Task directions: Images appear in the records below; leave them out and repeat everything else exactly.

Dataset records on visual material:

========================================

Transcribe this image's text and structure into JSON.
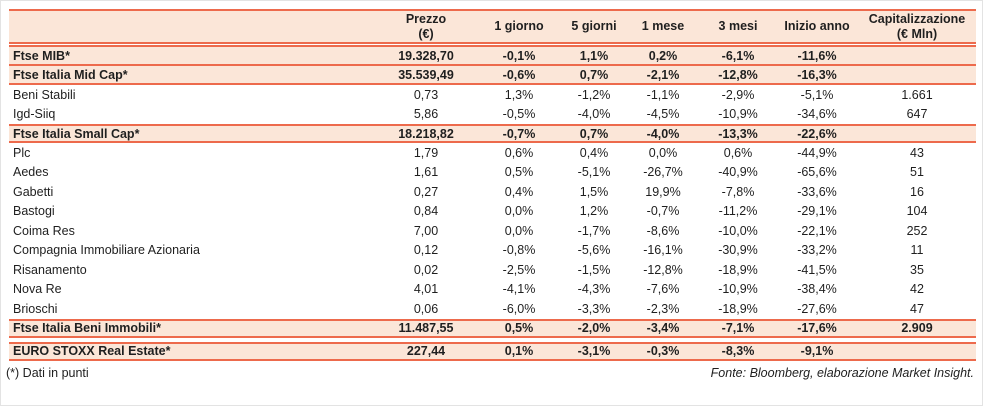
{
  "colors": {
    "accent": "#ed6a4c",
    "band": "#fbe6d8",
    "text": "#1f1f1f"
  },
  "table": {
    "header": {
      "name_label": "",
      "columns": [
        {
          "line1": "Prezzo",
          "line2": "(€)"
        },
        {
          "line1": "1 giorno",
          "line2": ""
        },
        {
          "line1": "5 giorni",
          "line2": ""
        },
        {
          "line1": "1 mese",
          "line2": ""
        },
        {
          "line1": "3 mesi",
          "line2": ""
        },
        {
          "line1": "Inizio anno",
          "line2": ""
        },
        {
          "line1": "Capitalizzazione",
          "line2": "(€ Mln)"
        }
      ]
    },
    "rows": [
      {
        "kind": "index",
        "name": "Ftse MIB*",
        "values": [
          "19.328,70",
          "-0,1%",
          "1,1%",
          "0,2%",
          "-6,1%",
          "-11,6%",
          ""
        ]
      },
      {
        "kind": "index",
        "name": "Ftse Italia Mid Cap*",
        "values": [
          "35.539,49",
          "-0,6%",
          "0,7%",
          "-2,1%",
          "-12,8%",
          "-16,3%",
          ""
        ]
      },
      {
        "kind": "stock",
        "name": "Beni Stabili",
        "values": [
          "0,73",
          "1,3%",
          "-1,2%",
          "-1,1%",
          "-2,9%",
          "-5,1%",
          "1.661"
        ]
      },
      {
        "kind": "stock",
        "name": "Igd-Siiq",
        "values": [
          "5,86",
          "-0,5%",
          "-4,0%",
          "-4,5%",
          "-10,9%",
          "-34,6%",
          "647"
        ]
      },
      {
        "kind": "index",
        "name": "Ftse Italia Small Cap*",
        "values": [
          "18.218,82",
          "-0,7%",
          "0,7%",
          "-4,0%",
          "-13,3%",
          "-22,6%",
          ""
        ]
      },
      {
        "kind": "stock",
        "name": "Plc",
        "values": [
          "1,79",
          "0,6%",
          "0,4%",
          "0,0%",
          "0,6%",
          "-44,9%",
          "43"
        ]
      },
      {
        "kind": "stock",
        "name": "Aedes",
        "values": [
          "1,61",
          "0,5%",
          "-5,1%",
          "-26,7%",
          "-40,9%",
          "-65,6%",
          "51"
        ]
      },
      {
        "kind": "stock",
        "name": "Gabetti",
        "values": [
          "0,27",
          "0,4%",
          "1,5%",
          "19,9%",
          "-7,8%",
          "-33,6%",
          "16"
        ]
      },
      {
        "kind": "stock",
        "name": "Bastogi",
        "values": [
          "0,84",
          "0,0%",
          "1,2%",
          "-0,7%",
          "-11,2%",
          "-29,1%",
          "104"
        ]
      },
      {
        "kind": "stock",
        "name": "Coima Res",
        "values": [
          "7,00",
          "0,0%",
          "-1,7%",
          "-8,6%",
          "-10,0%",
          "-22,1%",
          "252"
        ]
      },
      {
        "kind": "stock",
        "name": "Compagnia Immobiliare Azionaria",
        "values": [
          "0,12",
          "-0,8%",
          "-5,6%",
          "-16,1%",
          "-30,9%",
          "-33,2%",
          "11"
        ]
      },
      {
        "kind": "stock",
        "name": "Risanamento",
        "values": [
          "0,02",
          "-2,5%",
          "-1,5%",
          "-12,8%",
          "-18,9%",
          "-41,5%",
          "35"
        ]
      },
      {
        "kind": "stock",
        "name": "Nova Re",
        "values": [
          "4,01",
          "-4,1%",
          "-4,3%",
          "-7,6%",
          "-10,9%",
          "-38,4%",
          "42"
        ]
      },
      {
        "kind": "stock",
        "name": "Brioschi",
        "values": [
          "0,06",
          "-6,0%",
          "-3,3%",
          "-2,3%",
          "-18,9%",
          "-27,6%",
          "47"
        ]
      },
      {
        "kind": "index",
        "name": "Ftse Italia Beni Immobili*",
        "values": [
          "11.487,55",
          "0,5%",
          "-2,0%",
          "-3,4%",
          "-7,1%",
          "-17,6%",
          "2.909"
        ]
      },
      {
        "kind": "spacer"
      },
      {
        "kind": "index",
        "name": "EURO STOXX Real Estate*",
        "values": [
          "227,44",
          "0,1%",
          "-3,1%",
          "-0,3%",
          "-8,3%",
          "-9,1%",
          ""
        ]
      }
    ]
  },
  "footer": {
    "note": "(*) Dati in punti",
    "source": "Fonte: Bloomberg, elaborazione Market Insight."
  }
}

========================================

Response:
Transcribe this image's text and structure into JSON.
{
  "colors": {
    "accent": "#ed6a4c",
    "band": "#fbe6d8",
    "text": "#1f1f1f"
  },
  "table": {
    "header": {
      "name_label": "",
      "columns": [
        {
          "line1": "Prezzo",
          "line2": "(€)"
        },
        {
          "line1": "1 giorno",
          "line2": ""
        },
        {
          "line1": "5 giorni",
          "line2": ""
        },
        {
          "line1": "1 mese",
          "line2": ""
        },
        {
          "line1": "3 mesi",
          "line2": ""
        },
        {
          "line1": "Inizio anno",
          "line2": ""
        },
        {
          "line1": "Capitalizzazione",
          "line2": "(€ Mln)"
        }
      ]
    },
    "rows": [
      {
        "kind": "index",
        "name": "Ftse MIB*",
        "values": [
          "19.328,70",
          "-0,1%",
          "1,1%",
          "0,2%",
          "-6,1%",
          "-11,6%",
          ""
        ]
      },
      {
        "kind": "index",
        "name": "Ftse Italia Mid Cap*",
        "values": [
          "35.539,49",
          "-0,6%",
          "0,7%",
          "-2,1%",
          "-12,8%",
          "-16,3%",
          ""
        ]
      },
      {
        "kind": "stock",
        "name": "Beni Stabili",
        "values": [
          "0,73",
          "1,3%",
          "-1,2%",
          "-1,1%",
          "-2,9%",
          "-5,1%",
          "1.661"
        ]
      },
      {
        "kind": "stock",
        "name": "Igd-Siiq",
        "values": [
          "5,86",
          "-0,5%",
          "-4,0%",
          "-4,5%",
          "-10,9%",
          "-34,6%",
          "647"
        ]
      },
      {
        "kind": "index",
        "name": "Ftse Italia Small Cap*",
        "values": [
          "18.218,82",
          "-0,7%",
          "0,7%",
          "-4,0%",
          "-13,3%",
          "-22,6%",
          ""
        ]
      },
      {
        "kind": "stock",
        "name": "Plc",
        "values": [
          "1,79",
          "0,6%",
          "0,4%",
          "0,0%",
          "0,6%",
          "-44,9%",
          "43"
        ]
      },
      {
        "kind": "stock",
        "name": "Aedes",
        "values": [
          "1,61",
          "0,5%",
          "-5,1%",
          "-26,7%",
          "-40,9%",
          "-65,6%",
          "51"
        ]
      },
      {
        "kind": "stock",
        "name": "Gabetti",
        "values": [
          "0,27",
          "0,4%",
          "1,5%",
          "19,9%",
          "-7,8%",
          "-33,6%",
          "16"
        ]
      },
      {
        "kind": "stock",
        "name": "Bastogi",
        "values": [
          "0,84",
          "0,0%",
          "1,2%",
          "-0,7%",
          "-11,2%",
          "-29,1%",
          "104"
        ]
      },
      {
        "kind": "stock",
        "name": "Coima Res",
        "values": [
          "7,00",
          "0,0%",
          "-1,7%",
          "-8,6%",
          "-10,0%",
          "-22,1%",
          "252"
        ]
      },
      {
        "kind": "stock",
        "name": "Compagnia Immobiliare Azionaria",
        "values": [
          "0,12",
          "-0,8%",
          "-5,6%",
          "-16,1%",
          "-30,9%",
          "-33,2%",
          "11"
        ]
      },
      {
        "kind": "stock",
        "name": "Risanamento",
        "values": [
          "0,02",
          "-2,5%",
          "-1,5%",
          "-12,8%",
          "-18,9%",
          "-41,5%",
          "35"
        ]
      },
      {
        "kind": "stock",
        "name": "Nova Re",
        "values": [
          "4,01",
          "-4,1%",
          "-4,3%",
          "-7,6%",
          "-10,9%",
          "-38,4%",
          "42"
        ]
      },
      {
        "kind": "stock",
        "name": "Brioschi",
        "values": [
          "0,06",
          "-6,0%",
          "-3,3%",
          "-2,3%",
          "-18,9%",
          "-27,6%",
          "47"
        ]
      },
      {
        "kind": "index",
        "name": "Ftse Italia Beni Immobili*",
        "values": [
          "11.487,55",
          "0,5%",
          "-2,0%",
          "-3,4%",
          "-7,1%",
          "-17,6%",
          "2.909"
        ]
      },
      {
        "kind": "spacer"
      },
      {
        "kind": "index",
        "name": "EURO STOXX Real Estate*",
        "values": [
          "227,44",
          "0,1%",
          "-3,1%",
          "-0,3%",
          "-8,3%",
          "-9,1%",
          ""
        ]
      }
    ]
  },
  "footer": {
    "note": "(*) Dati in punti",
    "source": "Fonte: Bloomberg, elaborazione Market Insight."
  }
}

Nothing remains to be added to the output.